- **WHAT TO WORK ON**
Go through the records and copy each line where the word "name" occurs.

## start DATA EXCERPTS

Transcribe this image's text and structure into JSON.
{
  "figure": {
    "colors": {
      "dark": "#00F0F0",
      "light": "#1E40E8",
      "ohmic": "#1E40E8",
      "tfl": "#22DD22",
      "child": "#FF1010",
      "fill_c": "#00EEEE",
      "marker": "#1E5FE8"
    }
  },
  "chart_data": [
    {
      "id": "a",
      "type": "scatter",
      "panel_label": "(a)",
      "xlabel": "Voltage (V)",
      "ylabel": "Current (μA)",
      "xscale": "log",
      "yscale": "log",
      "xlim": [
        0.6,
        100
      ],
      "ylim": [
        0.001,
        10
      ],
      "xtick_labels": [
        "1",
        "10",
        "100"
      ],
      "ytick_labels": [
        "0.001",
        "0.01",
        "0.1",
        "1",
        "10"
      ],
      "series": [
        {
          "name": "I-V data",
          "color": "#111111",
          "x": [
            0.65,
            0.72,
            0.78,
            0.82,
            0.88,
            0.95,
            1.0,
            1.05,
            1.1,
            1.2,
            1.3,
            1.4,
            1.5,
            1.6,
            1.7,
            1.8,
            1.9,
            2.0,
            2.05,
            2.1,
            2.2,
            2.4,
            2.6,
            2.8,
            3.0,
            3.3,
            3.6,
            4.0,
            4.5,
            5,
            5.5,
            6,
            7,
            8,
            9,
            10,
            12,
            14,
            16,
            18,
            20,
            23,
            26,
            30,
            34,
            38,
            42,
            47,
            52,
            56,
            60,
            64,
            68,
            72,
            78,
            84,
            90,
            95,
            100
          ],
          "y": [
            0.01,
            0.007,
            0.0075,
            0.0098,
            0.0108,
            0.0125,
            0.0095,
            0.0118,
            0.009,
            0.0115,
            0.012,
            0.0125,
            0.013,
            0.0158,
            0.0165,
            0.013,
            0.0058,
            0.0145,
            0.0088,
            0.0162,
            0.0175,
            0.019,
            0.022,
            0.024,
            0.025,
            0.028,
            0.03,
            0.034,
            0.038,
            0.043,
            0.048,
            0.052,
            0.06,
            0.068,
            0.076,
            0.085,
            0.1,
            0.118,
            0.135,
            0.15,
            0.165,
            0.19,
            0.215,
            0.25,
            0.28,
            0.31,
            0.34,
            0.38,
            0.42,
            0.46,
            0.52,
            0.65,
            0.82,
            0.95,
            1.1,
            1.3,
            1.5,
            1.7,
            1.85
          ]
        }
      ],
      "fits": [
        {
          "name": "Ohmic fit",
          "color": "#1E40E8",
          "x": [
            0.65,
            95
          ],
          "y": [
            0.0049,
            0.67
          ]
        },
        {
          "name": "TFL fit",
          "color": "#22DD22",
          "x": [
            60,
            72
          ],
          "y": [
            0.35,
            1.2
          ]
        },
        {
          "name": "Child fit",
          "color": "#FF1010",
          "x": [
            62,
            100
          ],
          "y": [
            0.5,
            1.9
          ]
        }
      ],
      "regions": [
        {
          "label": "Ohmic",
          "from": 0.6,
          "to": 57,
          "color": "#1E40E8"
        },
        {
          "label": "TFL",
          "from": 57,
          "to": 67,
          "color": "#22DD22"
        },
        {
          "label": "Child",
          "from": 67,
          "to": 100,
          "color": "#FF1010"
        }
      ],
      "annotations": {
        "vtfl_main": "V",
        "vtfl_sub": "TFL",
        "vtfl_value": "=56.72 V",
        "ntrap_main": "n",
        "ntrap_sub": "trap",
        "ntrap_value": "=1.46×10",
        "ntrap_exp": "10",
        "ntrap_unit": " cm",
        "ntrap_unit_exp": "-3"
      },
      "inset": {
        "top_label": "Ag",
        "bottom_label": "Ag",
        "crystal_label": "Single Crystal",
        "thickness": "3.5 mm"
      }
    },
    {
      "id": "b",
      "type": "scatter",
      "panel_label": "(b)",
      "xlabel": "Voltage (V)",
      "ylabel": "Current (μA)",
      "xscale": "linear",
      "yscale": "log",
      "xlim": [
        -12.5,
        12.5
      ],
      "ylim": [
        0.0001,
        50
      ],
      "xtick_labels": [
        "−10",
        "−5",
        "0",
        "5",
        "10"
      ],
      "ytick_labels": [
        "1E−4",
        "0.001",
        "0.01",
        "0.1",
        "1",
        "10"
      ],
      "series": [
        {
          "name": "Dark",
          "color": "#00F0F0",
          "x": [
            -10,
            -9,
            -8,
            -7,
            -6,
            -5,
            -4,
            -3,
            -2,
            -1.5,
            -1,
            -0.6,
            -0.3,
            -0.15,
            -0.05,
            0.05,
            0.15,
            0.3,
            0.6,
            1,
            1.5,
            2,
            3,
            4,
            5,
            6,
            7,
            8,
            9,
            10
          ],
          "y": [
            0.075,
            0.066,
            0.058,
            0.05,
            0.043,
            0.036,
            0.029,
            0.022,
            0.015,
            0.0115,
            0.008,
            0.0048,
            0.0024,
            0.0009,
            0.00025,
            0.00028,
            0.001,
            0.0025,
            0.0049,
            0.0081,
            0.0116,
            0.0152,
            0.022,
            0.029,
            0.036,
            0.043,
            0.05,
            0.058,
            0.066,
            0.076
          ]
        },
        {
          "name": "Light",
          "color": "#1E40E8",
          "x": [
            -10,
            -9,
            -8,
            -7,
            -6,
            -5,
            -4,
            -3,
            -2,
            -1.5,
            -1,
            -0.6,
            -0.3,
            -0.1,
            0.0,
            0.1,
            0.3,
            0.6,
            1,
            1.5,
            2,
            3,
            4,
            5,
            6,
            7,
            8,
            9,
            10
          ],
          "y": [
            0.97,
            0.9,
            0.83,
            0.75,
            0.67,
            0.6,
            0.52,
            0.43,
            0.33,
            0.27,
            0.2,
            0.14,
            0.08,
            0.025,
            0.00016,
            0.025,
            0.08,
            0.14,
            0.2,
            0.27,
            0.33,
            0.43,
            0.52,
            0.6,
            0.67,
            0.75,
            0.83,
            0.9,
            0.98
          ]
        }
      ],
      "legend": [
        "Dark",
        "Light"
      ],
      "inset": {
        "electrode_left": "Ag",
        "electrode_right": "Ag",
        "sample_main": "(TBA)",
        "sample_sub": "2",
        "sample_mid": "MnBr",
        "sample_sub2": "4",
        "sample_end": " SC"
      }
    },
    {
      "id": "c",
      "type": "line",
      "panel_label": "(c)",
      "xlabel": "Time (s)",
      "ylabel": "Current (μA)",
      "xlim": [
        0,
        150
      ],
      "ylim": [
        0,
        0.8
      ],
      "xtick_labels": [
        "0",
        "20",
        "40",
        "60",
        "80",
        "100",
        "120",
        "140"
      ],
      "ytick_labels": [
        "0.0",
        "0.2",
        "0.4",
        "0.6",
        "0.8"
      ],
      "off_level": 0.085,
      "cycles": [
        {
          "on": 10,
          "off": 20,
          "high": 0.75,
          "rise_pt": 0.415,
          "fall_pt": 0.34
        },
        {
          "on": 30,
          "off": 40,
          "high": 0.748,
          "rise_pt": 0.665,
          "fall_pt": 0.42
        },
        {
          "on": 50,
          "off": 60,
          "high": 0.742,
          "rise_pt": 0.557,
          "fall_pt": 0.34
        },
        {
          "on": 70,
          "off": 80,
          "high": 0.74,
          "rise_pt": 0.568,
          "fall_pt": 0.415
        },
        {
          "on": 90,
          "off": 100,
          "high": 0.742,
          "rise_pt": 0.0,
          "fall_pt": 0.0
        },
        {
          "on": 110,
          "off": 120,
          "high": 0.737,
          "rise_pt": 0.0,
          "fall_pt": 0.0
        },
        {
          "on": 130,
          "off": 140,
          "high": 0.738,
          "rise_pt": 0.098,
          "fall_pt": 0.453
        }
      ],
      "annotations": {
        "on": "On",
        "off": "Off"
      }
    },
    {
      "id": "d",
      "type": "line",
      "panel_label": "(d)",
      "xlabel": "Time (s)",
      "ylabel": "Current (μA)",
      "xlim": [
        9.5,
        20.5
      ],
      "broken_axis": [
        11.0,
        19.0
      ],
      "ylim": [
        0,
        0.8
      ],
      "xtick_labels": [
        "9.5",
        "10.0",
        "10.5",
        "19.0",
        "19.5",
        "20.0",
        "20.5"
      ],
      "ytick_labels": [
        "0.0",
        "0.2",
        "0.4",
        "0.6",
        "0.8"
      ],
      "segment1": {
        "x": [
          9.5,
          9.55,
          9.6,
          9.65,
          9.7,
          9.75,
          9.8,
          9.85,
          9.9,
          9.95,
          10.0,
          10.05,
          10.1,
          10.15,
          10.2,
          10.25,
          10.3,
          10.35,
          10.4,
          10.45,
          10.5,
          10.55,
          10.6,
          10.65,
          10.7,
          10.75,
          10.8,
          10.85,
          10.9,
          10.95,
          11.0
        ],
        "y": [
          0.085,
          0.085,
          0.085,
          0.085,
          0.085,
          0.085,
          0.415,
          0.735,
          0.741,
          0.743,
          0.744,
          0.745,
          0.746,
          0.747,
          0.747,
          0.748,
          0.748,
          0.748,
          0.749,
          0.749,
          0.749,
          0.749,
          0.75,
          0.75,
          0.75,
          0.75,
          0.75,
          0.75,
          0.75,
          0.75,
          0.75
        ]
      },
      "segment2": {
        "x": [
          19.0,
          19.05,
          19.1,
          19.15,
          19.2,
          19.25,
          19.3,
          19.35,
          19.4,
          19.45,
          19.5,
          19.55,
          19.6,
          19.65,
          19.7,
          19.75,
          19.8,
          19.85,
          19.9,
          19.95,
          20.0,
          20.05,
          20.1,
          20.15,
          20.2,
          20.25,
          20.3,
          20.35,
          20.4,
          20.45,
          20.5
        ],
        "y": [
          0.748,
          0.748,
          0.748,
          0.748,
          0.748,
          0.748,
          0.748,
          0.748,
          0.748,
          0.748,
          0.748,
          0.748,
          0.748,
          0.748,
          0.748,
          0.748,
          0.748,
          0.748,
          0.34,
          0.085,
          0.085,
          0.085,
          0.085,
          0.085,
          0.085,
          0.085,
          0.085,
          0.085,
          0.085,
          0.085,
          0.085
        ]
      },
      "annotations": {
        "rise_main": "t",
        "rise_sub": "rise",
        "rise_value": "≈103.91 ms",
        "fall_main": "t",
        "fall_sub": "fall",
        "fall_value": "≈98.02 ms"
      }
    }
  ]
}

## end DATA EXCERPTS

- **COMPLETE ANSWER**
          "name": "I-V data",
          "name": "Ohmic fit",
          "name": "TFL fit",
          "name": "Child fit",
          "name": "Dark",
          "name": "Light",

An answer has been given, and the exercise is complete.